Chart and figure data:

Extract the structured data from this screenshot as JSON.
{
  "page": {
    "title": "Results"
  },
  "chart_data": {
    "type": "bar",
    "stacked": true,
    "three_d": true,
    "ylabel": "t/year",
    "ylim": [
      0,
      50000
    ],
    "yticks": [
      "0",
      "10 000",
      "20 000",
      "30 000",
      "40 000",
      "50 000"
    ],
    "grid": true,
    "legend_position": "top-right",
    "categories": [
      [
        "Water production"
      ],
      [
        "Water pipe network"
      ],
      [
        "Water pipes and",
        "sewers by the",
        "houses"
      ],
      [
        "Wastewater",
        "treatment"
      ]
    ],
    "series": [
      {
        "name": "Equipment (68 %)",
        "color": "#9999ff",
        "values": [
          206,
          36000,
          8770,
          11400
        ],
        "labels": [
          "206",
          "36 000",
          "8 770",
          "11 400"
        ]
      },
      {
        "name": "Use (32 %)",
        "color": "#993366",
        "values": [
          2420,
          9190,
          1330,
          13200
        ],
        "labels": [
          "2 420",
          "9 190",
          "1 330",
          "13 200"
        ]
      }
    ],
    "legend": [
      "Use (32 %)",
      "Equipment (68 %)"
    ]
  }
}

...

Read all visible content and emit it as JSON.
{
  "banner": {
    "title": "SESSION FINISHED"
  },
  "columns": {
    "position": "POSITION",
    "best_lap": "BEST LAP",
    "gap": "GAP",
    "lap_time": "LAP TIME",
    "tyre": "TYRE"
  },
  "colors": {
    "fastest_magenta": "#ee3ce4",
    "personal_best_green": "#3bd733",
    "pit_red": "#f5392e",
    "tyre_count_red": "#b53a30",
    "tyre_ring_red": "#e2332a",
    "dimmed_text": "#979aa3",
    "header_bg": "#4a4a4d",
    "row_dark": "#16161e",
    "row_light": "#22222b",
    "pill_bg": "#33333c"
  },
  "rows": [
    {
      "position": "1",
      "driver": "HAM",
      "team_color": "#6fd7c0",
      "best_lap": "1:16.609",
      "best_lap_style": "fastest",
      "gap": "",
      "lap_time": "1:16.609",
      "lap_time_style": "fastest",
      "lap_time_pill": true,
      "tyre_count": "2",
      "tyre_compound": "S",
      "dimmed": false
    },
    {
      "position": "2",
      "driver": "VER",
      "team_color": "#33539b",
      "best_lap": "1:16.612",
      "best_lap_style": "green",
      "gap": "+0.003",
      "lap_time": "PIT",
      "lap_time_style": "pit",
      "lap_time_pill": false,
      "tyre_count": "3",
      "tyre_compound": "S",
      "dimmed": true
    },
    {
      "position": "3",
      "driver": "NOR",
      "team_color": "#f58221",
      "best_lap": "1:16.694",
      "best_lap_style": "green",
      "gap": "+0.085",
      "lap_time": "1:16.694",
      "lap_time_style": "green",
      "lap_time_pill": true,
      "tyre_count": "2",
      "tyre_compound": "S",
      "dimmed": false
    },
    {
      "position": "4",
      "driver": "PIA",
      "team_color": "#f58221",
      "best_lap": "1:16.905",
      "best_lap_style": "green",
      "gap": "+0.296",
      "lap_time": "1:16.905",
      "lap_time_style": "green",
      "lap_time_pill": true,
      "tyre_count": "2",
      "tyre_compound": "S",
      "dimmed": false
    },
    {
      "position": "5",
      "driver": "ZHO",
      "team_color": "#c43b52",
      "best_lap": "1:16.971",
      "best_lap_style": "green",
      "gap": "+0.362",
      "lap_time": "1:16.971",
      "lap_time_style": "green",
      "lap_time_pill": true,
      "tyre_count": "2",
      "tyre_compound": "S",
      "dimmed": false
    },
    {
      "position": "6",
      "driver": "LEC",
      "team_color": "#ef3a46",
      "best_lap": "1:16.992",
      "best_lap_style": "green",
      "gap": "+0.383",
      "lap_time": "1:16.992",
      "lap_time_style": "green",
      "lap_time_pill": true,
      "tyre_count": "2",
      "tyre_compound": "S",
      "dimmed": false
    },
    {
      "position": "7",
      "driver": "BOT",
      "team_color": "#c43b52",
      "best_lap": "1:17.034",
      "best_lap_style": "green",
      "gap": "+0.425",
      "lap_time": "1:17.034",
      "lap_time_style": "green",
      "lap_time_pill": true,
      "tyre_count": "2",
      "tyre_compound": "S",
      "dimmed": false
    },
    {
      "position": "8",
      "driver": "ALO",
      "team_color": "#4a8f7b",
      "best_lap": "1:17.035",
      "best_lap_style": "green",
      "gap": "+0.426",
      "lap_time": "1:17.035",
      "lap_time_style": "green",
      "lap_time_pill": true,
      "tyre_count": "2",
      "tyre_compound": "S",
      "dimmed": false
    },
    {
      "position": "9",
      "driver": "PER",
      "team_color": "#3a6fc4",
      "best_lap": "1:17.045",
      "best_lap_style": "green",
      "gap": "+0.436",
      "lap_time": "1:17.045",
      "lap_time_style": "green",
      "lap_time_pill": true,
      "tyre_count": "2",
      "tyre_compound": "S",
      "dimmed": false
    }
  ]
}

> [PROMPT]
Select all lines with the word "driver" from the entries above.

> [WRITTEN SOLUTION]
      "driver": "HAM",
      "driver": "VER",
      "driver": "NOR",
      "driver": "PIA",
      "driver": "ZHO",
      "driver": "LEC",
      "driver": "BOT",
      "driver": "ALO",
      "driver": "PER",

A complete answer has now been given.